◆ Problem details
Transcribe every line exactly. Leave the pictures behind.

Records excerpted from a collection:
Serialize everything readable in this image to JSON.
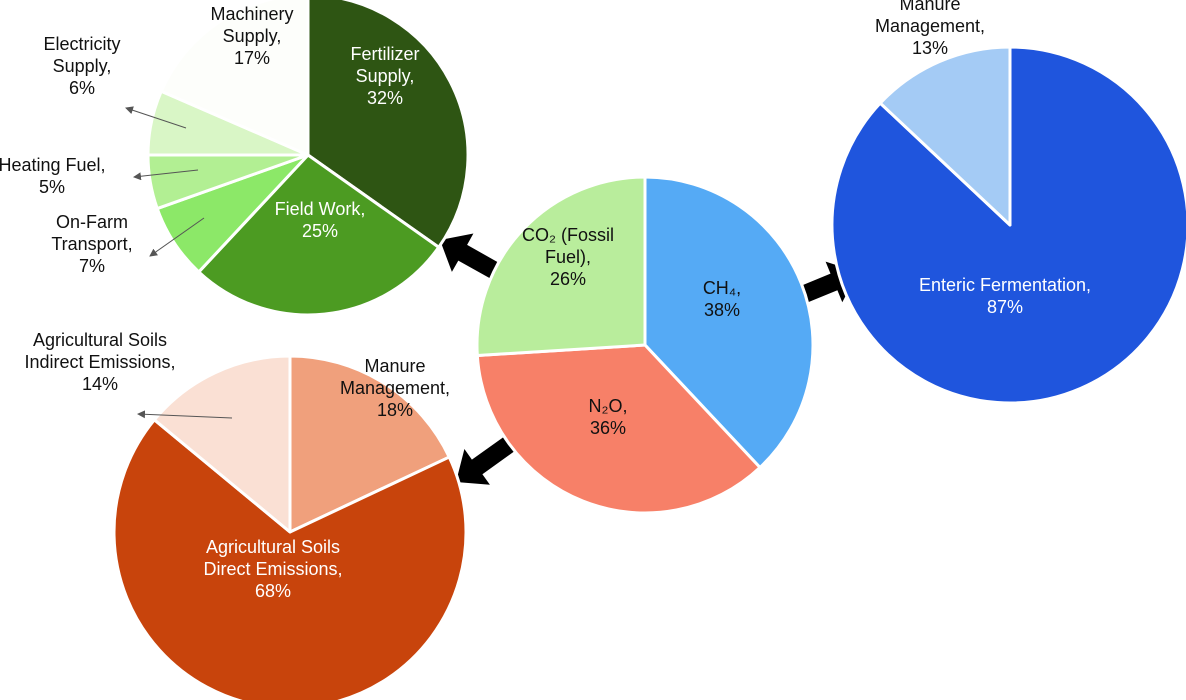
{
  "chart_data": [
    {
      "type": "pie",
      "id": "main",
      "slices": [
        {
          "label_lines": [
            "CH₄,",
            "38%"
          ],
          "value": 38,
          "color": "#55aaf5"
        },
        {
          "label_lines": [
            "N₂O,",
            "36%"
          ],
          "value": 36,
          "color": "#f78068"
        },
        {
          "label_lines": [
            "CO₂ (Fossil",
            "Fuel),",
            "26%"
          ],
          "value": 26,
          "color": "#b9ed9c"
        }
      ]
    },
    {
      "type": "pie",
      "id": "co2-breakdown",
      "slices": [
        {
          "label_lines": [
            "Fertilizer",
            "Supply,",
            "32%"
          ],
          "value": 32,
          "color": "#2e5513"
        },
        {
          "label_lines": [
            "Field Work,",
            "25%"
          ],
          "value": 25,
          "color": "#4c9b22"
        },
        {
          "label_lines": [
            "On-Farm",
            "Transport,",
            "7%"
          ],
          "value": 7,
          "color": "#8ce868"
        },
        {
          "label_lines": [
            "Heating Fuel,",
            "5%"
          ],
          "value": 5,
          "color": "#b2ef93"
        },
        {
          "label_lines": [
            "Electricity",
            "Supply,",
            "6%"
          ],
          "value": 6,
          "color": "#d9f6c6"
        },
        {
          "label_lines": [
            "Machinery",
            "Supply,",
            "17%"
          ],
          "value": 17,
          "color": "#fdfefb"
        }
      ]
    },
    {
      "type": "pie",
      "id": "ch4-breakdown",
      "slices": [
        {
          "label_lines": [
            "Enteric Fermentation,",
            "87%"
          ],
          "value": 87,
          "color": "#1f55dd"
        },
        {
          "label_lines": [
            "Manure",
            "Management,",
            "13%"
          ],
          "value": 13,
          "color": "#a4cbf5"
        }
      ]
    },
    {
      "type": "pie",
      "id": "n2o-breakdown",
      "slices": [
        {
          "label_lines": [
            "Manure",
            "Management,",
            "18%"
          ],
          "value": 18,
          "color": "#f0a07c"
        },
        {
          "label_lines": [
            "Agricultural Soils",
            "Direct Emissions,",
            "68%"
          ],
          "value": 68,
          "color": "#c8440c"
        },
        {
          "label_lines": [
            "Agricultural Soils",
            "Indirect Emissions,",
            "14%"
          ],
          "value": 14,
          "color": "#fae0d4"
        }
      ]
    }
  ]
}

◆ Response to this exercise
Serialize everything readable in this image to JSON.
{
  "chart_data": [
    {
      "type": "pie",
      "id": "main",
      "slices": [
        {
          "label_lines": [
            "CH₄,",
            "38%"
          ],
          "value": 38,
          "color": "#55aaf5"
        },
        {
          "label_lines": [
            "N₂O,",
            "36%"
          ],
          "value": 36,
          "color": "#f78068"
        },
        {
          "label_lines": [
            "CO₂ (Fossil",
            "Fuel),",
            "26%"
          ],
          "value": 26,
          "color": "#b9ed9c"
        }
      ]
    },
    {
      "type": "pie",
      "id": "co2-breakdown",
      "slices": [
        {
          "label_lines": [
            "Fertilizer",
            "Supply,",
            "32%"
          ],
          "value": 32,
          "color": "#2e5513"
        },
        {
          "label_lines": [
            "Field Work,",
            "25%"
          ],
          "value": 25,
          "color": "#4c9b22"
        },
        {
          "label_lines": [
            "On-Farm",
            "Transport,",
            "7%"
          ],
          "value": 7,
          "color": "#8ce868"
        },
        {
          "label_lines": [
            "Heating Fuel,",
            "5%"
          ],
          "value": 5,
          "color": "#b2ef93"
        },
        {
          "label_lines": [
            "Electricity",
            "Supply,",
            "6%"
          ],
          "value": 6,
          "color": "#d9f6c6"
        },
        {
          "label_lines": [
            "Machinery",
            "Supply,",
            "17%"
          ],
          "value": 17,
          "color": "#fdfefb"
        }
      ]
    },
    {
      "type": "pie",
      "id": "ch4-breakdown",
      "slices": [
        {
          "label_lines": [
            "Enteric Fermentation,",
            "87%"
          ],
          "value": 87,
          "color": "#1f55dd"
        },
        {
          "label_lines": [
            "Manure",
            "Management,",
            "13%"
          ],
          "value": 13,
          "color": "#a4cbf5"
        }
      ]
    },
    {
      "type": "pie",
      "id": "n2o-breakdown",
      "slices": [
        {
          "label_lines": [
            "Manure",
            "Management,",
            "18%"
          ],
          "value": 18,
          "color": "#f0a07c"
        },
        {
          "label_lines": [
            "Agricultural Soils",
            "Direct Emissions,",
            "68%"
          ],
          "value": 68,
          "color": "#c8440c"
        },
        {
          "label_lines": [
            "Agricultural Soils",
            "Indirect Emissions,",
            "14%"
          ],
          "value": 14,
          "color": "#fae0d4"
        }
      ]
    }
  ]
}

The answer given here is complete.